Do this: Transcribe the data in full and exactly, omitting any pictures.

Input data:
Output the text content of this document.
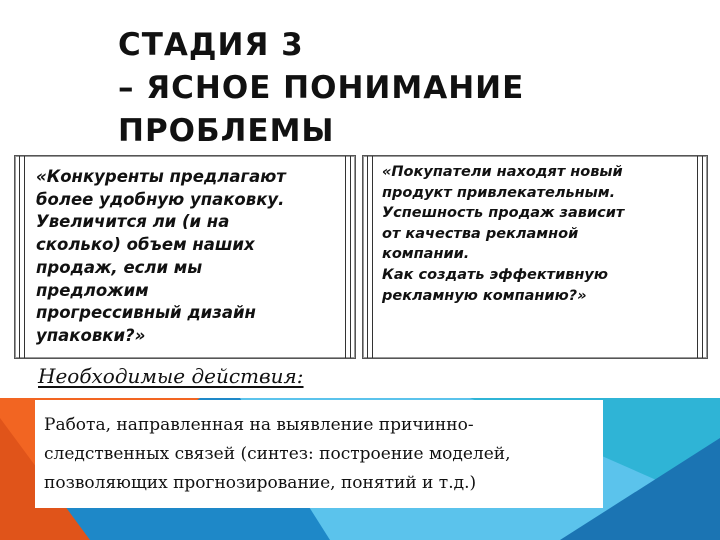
СТАДИЯ 3
– ЯСНОЕ ПОНИМАНИЕ
ПРОБЛЕМЫ
«Конкуренты предлагают
более удобную упаковку.
Увеличится ли (и на
сколько) объем наших
продаж, если мы
предложим
прогрессивный дизайн
упаковки?»
«Покупатели находят новый
продукт привлекательным.
Успешность продаж зависит
от качества рекламной
компании.
Как создать эффективную
рекламную компанию?»

Необходимые действия:

Работа, направленная на выявление причинно-
следственных связей (синтез: построение моделей,
позволяющих прогнозирование, понятий и т.д.)
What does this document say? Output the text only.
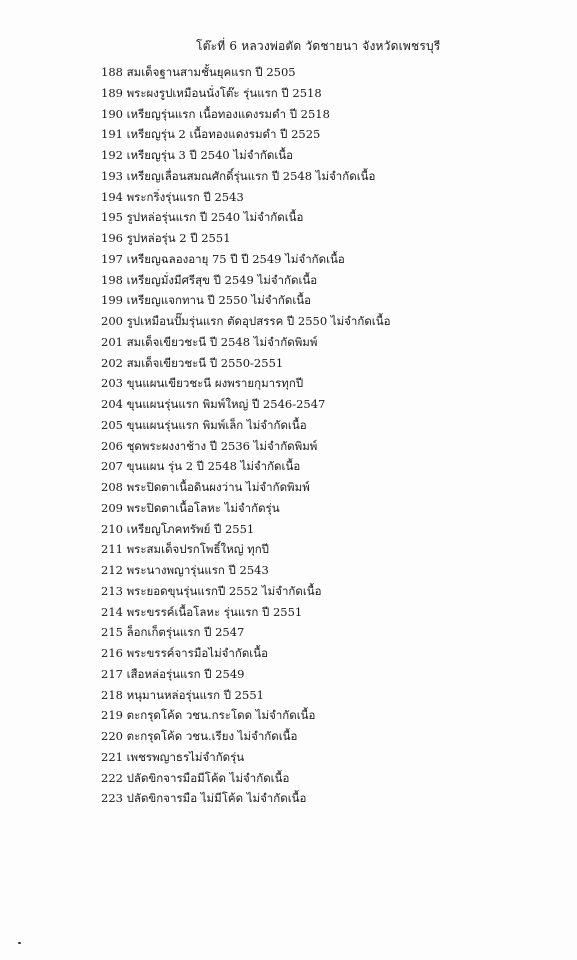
โต๊ะที่ 6 หลวงพ่อตัด วัดชายนา จังหวัดเพชรบุรี
188 สมเด็จฐานสามชั้นยุคแรก ปี 2505
189 พระผงรูปเหมือนนั่งโต๊ะ รุ่นแรก ปี 2518
190 เหรียญรุ่นแรก เนื้อทองแดงรมดำ ปี 2518
191 เหรียญรุ่น 2 เนื้อทองแดงรมดำ ปี 2525
192 เหรียญรุ่น 3 ปี 2540 ไม่จำกัดเนื้อ
193 เหรียญเลื่อนสมณศักดิ์รุ่นแรก ปี 2548 ไม่จำกัดเนื้อ
194 พระกริ่งรุ่นแรก ปี 2543
195 รูปหล่อรุ่นแรก ปี 2540 ไม่จำกัดเนื้อ
196 รูปหล่อรุ่น 2 ปี 2551
197 เหรียญฉลองอายุ 75 ปี ปี 2549 ไม่จำกัดเนื้อ
198 เหรียญมั่งมีศรีสุข ปี 2549 ไม่จำกัดเนื้อ
199 เหรียญแจกทาน ปี 2550 ไม่จำกัดเนื้อ
200 รูปเหมือนปั๊มรุ่นแรก ตัดอุปสรรค ปี 2550 ไม่จำกัดเนื้อ
201 สมเด็จเขียวชะนี ปี 2548 ไม่จำกัดพิมพ์
202 สมเด็จเขียวชะนี ปี 2550-2551
203 ขุนแผนเขียวชะนี ผงพรายกุมารทุกปี
204 ขุนแผนรุ่นแรก พิมพ์ใหญ่ ปี 2546-2547
205 ขุนแผนรุ่นแรก พิมพ์เล็ก ไม่จำกัดเนื้อ
206 ชุดพระผงงาช้าง ปี 2536 ไม่จำกัดพิมพ์
207 ขุนแผน รุ่น 2 ปี 2548 ไม่จำกัดเนื้อ
208 พระปิดตาเนื้อดินผงว่าน ไม่จำกัดพิมพ์
209 พระปิดตาเนื้อโลหะ ไม่จำกัดรุ่น
210 เหรียญโภคทรัพย์ ปี 2551
211 พระสมเด็จปรกโพธิ์ใหญ่ ทุกปี
212 พระนางพญารุ่นแรก ปี 2543
213 พระยอดขุนรุ่นแรกปี 2552 ไม่จำกัดเนื้อ
214 พระขรรค์เนื้อโลหะ รุ่นแรก ปี 2551
215 ล็อกเก็ตรุ่นแรก ปี 2547
216 พระขรรค์จารมือไม่จำกัดเนื้อ
217 เสือหล่อรุ่นแรก ปี 2549
218 หนุมานหล่อรุ่นแรก ปี 2551
219 ตะกรุดโค้ด วชน.กระโดด ไม่จำกัดเนื้อ
220 ตะกรุดโค้ด วชน.เรียง ไม่จำกัดเนื้อ
221 เพชรพญาธรไม่จำกัดรุ่น
222 ปลัดขิกจารมือมีโค้ด ไม่จำกัดเนื้อ
223 ปลัดขิกจารมือ ไม่มีโค้ด ไม่จำกัดเนื้อ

Expected output:
Output the text content of this document.
СТАДИЯ 3
– ЯСНОЕ ПОНИМАНИЕ
ПРОБЛЕМЫ
«Конкуренты предлагают
более удобную упаковку.
Увеличится ли (и на
сколько) объем наших
продаж, если мы
предложим
прогрессивный дизайн
упаковки?»
«Покупатели находят новый
продукт привлекательным.
Успешность продаж зависит
от качества рекламной
компании.
Как создать эффективную
рекламную компанию?»

Необходимые действия:

Работа, направленная на выявление причинно-
следственных связей (синтез: построение моделей,
позволяющих прогнозирование, понятий и т.д.)
What does this document say? Output the text only.
โต๊ะที่ 6 หลวงพ่อตัด วัดชายนา จังหวัดเพชรบุรี
188 สมเด็จฐานสามชั้นยุคแรก ปี 2505
189 พระผงรูปเหมือนนั่งโต๊ะ รุ่นแรก ปี 2518
190 เหรียญรุ่นแรก เนื้อทองแดงรมดำ ปี 2518
191 เหรียญรุ่น 2 เนื้อทองแดงรมดำ ปี 2525
192 เหรียญรุ่น 3 ปี 2540 ไม่จำกัดเนื้อ
193 เหรียญเลื่อนสมณศักดิ์รุ่นแรก ปี 2548 ไม่จำกัดเนื้อ
194 พระกริ่งรุ่นแรก ปี 2543
195 รูปหล่อรุ่นแรก ปี 2540 ไม่จำกัดเนื้อ
196 รูปหล่อรุ่น 2 ปี 2551
197 เหรียญฉลองอายุ 75 ปี ปี 2549 ไม่จำกัดเนื้อ
198 เหรียญมั่งมีศรีสุข ปี 2549 ไม่จำกัดเนื้อ
199 เหรียญแจกทาน ปี 2550 ไม่จำกัดเนื้อ
200 รูปเหมือนปั๊มรุ่นแรก ตัดอุปสรรค ปี 2550 ไม่จำกัดเนื้อ
201 สมเด็จเขียวชะนี ปี 2548 ไม่จำกัดพิมพ์
202 สมเด็จเขียวชะนี ปี 2550-2551
203 ขุนแผนเขียวชะนี ผงพรายกุมารทุกปี
204 ขุนแผนรุ่นแรก พิมพ์ใหญ่ ปี 2546-2547
205 ขุนแผนรุ่นแรก พิมพ์เล็ก ไม่จำกัดเนื้อ
206 ชุดพระผงงาช้าง ปี 2536 ไม่จำกัดพิมพ์
207 ขุนแผน รุ่น 2 ปี 2548 ไม่จำกัดเนื้อ
208 พระปิดตาเนื้อดินผงว่าน ไม่จำกัดพิมพ์
209 พระปิดตาเนื้อโลหะ ไม่จำกัดรุ่น
210 เหรียญโภคทรัพย์ ปี 2551
211 พระสมเด็จปรกโพธิ์ใหญ่ ทุกปี
212 พระนางพญารุ่นแรก ปี 2543
213 พระยอดขุนรุ่นแรกปี 2552 ไม่จำกัดเนื้อ
214 พระขรรค์เนื้อโลหะ รุ่นแรก ปี 2551
215 ล็อกเก็ตรุ่นแรก ปี 2547
216 พระขรรค์จารมือไม่จำกัดเนื้อ
217 เสือหล่อรุ่นแรก ปี 2549
218 หนุมานหล่อรุ่นแรก ปี 2551
219 ตะกรุดโค้ด วชน.กระโดด ไม่จำกัดเนื้อ
220 ตะกรุดโค้ด วชน.เรียง ไม่จำกัดเนื้อ
221 เพชรพญาธรไม่จำกัดรุ่น
222 ปลัดขิกจารมือมีโค้ด ไม่จำกัดเนื้อ
223 ปลัดขิกจารมือ ไม่มีโค้ด ไม่จำกัดเนื้อ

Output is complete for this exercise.